>> start

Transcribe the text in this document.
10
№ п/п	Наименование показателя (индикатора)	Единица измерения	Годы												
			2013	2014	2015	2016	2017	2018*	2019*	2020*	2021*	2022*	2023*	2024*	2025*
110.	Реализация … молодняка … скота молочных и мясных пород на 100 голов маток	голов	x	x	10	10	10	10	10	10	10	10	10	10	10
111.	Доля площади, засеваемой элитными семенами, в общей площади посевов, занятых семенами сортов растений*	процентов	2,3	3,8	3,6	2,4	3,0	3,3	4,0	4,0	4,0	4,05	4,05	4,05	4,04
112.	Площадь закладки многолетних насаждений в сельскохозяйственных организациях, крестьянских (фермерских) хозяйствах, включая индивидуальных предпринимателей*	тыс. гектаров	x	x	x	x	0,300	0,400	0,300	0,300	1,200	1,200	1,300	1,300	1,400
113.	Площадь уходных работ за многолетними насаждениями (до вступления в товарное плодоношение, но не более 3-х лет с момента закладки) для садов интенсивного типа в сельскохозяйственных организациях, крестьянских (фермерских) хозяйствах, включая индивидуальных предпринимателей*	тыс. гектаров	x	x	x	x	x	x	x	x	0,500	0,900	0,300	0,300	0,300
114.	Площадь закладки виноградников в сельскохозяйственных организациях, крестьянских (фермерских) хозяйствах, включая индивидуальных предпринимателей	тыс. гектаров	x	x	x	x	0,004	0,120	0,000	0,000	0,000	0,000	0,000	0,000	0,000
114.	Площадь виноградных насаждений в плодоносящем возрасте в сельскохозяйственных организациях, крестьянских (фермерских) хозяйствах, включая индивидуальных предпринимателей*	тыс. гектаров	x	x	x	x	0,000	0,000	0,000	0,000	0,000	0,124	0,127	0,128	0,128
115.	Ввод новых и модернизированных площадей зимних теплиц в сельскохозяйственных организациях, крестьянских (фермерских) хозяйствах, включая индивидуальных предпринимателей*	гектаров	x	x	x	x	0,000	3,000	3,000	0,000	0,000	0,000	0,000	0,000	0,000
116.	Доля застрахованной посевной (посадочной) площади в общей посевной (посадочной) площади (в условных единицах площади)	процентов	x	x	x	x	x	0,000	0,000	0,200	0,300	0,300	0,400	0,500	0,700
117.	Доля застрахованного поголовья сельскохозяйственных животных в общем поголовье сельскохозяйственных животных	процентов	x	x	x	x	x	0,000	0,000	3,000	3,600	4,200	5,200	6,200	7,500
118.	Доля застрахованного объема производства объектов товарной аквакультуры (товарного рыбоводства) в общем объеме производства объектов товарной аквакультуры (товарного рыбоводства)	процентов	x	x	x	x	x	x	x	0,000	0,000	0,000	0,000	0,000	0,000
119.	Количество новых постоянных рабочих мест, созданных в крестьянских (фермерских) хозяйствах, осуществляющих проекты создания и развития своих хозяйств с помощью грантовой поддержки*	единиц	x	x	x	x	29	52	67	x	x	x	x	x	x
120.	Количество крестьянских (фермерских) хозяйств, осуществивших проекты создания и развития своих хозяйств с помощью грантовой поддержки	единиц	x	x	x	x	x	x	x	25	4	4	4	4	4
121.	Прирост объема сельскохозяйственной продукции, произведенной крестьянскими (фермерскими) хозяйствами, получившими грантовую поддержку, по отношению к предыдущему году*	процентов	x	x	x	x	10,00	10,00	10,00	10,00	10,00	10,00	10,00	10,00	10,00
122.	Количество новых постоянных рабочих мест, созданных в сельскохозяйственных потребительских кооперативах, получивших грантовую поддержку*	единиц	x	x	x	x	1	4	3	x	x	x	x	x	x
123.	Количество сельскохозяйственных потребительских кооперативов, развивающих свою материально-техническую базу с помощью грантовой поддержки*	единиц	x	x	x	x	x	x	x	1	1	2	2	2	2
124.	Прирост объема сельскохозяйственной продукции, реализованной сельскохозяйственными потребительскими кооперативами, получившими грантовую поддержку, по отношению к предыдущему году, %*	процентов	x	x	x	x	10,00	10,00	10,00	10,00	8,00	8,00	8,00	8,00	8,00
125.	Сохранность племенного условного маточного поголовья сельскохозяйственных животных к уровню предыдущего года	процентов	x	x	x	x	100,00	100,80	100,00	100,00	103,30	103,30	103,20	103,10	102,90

>> end

Your goal> State the number of lines that contain the string "поголовья", with no other words.

The completed task> 2